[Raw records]
--------------------------------------------------

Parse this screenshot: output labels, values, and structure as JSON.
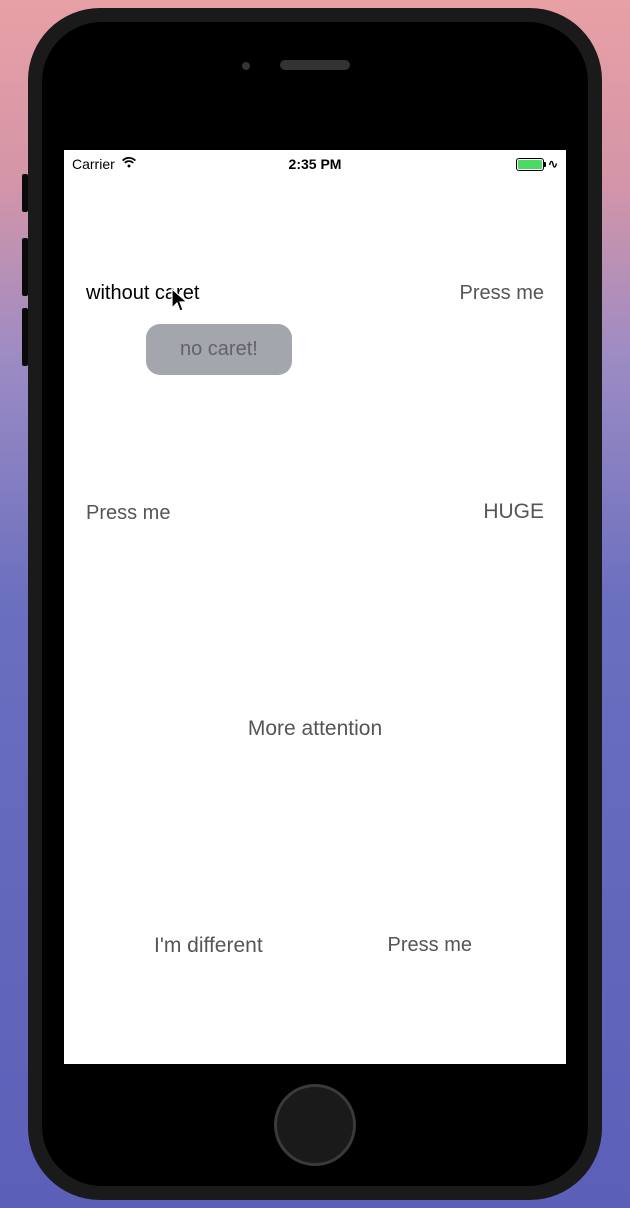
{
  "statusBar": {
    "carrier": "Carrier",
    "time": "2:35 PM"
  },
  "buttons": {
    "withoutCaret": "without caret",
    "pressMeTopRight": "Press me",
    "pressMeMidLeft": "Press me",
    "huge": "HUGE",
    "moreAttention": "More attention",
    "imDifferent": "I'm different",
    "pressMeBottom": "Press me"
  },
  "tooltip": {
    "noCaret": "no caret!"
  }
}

--------------------------------------------------

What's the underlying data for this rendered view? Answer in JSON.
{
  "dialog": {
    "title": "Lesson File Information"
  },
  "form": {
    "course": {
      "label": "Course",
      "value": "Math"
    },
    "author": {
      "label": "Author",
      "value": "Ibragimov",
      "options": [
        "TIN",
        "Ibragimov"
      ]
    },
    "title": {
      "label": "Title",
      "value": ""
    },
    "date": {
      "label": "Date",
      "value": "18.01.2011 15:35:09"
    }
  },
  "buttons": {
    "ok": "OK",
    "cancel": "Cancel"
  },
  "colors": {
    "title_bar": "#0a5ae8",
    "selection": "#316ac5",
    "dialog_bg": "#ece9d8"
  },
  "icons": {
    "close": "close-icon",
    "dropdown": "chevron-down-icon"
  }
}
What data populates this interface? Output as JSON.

--------------------------------------------------

• [Exercise task]: Above are the records; from them, give again exactly the lines from the one containing "What's the underlying" to the one containing "What data populates", both lines included, and nothing more.

• [Written response]:
What's the underlying data for this rendered view? Answer in JSON.
{
  "dialog": {
    "title": "Lesson File Information"
  },
  "form": {
    "course": {
      "label": "Course",
      "value": "Math"
    },
    "author": {
      "label": "Author",
      "value": "Ibragimov",
      "options": [
        "TIN",
        "Ibragimov"
      ]
    },
    "title": {
      "label": "Title",
      "value": ""
    },
    "date": {
      "label": "Date",
      "value": "18.01.2011 15:35:09"
    }
  },
  "buttons": {
    "ok": "OK",
    "cancel": "Cancel"
  },
  "colors": {
    "title_bar": "#0a5ae8",
    "selection": "#316ac5",
    "dialog_bg": "#ece9d8"
  },
  "icons": {
    "close": "close-icon",
    "dropdown": "chevron-down-icon"
  }
}
What data populates this interface? Output as JSON.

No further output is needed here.